### Recorded data
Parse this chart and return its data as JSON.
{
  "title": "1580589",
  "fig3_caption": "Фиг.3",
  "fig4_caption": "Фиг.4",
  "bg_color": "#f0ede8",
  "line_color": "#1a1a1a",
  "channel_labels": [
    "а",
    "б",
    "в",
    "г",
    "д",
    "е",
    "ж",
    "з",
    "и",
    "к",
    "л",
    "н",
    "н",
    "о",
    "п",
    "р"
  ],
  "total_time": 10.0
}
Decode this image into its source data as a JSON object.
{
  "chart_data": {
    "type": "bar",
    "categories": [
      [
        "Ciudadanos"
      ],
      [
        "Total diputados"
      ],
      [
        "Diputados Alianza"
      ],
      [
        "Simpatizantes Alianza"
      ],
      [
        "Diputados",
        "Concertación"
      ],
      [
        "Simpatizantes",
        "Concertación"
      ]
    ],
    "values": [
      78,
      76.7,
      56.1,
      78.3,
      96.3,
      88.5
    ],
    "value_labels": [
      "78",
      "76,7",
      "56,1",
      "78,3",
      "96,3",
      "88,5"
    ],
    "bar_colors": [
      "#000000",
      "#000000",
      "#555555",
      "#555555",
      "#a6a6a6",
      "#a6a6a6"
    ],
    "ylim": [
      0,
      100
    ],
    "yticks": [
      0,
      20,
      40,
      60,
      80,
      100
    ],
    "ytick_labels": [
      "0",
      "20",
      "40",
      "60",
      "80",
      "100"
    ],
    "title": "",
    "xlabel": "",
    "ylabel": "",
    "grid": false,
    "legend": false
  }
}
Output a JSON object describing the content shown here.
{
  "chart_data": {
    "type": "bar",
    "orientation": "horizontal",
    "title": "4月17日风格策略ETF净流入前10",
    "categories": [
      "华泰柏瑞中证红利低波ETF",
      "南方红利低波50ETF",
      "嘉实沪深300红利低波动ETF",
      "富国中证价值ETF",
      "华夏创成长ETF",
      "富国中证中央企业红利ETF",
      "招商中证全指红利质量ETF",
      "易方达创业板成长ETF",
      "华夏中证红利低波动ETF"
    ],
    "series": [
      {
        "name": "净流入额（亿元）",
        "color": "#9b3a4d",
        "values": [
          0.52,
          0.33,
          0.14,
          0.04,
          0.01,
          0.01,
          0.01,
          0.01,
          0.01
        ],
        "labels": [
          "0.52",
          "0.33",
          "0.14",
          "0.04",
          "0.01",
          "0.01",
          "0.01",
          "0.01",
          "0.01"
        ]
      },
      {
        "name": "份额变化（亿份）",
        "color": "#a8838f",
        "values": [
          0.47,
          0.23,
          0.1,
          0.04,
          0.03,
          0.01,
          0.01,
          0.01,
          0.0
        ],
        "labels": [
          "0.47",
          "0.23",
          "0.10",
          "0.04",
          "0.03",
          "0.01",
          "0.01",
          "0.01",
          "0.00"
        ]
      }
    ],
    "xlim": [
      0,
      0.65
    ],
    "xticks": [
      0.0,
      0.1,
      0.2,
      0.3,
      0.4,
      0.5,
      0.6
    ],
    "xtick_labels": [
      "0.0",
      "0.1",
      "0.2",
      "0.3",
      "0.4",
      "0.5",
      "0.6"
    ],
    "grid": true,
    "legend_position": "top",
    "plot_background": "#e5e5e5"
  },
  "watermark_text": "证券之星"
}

### Job
Say, as a single number and nothing more, how many lines of the entries contain the word "object".

### Finished answer
2